-- Start --
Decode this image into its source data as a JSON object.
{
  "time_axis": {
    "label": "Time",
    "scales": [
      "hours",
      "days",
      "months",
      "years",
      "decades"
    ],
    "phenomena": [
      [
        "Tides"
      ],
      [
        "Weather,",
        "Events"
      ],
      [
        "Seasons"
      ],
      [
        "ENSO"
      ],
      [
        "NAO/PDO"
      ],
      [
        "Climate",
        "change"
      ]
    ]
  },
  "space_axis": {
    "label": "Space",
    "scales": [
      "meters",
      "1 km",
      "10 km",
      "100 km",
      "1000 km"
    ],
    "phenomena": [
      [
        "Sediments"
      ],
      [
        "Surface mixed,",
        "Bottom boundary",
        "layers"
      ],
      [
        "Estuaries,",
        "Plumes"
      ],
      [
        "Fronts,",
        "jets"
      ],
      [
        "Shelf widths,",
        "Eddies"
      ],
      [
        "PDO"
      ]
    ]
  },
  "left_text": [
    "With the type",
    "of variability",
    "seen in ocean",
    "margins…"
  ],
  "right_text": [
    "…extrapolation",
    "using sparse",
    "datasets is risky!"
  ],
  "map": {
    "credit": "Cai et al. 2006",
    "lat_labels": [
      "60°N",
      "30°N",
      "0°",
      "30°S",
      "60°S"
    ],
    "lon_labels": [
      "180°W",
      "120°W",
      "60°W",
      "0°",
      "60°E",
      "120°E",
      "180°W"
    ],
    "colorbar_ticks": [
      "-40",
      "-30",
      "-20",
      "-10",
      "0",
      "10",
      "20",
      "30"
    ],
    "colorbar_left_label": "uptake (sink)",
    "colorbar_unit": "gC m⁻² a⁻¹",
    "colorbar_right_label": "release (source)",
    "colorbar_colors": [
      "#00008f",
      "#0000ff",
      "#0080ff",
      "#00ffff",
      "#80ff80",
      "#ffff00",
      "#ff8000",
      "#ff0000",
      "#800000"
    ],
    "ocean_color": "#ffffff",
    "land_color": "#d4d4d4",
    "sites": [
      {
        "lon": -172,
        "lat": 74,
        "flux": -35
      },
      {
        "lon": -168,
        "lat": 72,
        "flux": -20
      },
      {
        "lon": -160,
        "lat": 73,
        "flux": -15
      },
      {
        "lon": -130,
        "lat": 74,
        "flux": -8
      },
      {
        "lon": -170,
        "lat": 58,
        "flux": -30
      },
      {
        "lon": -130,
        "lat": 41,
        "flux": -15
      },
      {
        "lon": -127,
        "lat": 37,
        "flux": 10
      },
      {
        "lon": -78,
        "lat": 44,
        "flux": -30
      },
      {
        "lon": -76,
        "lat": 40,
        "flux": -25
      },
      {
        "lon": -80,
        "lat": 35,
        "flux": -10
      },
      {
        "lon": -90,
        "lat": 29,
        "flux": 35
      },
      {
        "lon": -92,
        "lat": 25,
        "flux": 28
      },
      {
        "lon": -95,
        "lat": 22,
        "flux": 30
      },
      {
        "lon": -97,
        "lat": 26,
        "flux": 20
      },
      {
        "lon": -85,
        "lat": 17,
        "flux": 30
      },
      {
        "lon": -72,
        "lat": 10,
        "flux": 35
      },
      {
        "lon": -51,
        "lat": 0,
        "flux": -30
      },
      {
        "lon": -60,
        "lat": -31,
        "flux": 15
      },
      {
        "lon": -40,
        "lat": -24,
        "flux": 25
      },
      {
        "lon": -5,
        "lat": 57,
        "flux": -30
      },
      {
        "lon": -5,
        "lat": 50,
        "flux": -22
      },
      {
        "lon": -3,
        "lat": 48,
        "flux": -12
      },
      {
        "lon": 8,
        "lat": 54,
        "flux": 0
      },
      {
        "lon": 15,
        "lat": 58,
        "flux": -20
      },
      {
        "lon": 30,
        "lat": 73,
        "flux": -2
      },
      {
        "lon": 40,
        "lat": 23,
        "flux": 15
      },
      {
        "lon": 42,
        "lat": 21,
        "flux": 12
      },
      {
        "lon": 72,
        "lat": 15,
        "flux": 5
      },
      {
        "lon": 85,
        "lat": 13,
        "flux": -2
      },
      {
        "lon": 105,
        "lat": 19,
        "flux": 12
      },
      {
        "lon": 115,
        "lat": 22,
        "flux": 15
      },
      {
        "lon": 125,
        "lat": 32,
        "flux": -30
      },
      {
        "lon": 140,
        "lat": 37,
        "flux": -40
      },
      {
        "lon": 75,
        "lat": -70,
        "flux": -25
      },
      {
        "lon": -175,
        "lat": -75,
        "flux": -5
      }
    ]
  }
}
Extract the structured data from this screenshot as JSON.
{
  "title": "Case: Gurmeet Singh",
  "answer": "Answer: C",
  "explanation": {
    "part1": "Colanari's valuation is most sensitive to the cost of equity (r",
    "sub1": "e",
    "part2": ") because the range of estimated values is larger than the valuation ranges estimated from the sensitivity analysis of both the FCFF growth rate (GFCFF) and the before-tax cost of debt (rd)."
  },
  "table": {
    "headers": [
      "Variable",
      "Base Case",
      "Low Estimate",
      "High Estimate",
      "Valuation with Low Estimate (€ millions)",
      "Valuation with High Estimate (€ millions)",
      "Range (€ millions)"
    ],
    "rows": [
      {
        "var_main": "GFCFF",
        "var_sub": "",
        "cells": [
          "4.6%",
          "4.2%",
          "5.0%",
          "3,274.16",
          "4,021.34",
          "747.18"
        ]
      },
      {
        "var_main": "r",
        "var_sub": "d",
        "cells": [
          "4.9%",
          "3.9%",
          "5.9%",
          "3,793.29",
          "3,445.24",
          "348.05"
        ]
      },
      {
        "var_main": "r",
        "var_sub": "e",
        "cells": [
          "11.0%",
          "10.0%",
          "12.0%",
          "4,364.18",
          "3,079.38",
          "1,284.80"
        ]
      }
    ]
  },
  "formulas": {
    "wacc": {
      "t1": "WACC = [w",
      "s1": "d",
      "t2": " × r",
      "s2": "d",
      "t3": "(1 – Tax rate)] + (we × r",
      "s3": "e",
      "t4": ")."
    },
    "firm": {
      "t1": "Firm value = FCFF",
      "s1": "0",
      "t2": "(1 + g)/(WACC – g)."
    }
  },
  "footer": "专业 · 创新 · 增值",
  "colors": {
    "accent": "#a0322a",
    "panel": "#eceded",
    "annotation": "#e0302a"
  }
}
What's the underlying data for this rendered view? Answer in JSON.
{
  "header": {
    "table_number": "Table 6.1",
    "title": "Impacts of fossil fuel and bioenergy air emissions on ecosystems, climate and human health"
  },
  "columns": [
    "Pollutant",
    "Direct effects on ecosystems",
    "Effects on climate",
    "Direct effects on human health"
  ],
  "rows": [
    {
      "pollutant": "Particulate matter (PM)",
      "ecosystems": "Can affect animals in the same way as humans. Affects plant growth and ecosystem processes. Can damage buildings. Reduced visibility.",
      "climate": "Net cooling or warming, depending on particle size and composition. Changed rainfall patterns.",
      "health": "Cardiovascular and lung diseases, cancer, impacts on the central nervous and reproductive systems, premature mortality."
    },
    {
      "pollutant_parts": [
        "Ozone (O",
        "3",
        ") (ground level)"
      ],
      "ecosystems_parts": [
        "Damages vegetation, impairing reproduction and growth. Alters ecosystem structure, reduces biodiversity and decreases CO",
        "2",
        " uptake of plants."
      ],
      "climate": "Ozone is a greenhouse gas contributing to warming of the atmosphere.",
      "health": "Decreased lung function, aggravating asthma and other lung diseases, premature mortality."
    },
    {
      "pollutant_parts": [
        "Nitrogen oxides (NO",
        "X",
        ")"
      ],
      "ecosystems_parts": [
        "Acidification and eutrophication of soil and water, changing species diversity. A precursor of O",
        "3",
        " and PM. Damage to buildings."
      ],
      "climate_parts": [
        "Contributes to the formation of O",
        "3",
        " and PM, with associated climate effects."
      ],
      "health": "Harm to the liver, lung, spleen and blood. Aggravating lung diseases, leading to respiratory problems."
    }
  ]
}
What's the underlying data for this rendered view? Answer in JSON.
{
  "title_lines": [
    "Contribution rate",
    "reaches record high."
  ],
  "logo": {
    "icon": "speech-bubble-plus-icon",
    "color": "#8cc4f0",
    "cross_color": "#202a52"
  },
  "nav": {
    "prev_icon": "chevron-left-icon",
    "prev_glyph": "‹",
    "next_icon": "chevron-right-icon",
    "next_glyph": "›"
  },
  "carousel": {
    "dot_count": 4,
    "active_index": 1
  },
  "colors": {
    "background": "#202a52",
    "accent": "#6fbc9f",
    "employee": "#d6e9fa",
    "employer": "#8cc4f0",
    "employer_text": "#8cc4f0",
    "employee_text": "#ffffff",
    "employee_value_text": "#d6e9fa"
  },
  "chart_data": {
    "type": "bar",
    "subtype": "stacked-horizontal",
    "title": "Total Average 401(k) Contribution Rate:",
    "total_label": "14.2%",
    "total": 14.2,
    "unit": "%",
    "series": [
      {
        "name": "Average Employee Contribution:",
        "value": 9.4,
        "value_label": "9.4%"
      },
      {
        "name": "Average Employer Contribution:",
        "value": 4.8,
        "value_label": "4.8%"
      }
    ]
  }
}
-- End --
*Given exercise:* Your task is to report how many lines of the material include the string "buildings". Give the number and no other words.

*Solution for this exercise:* 2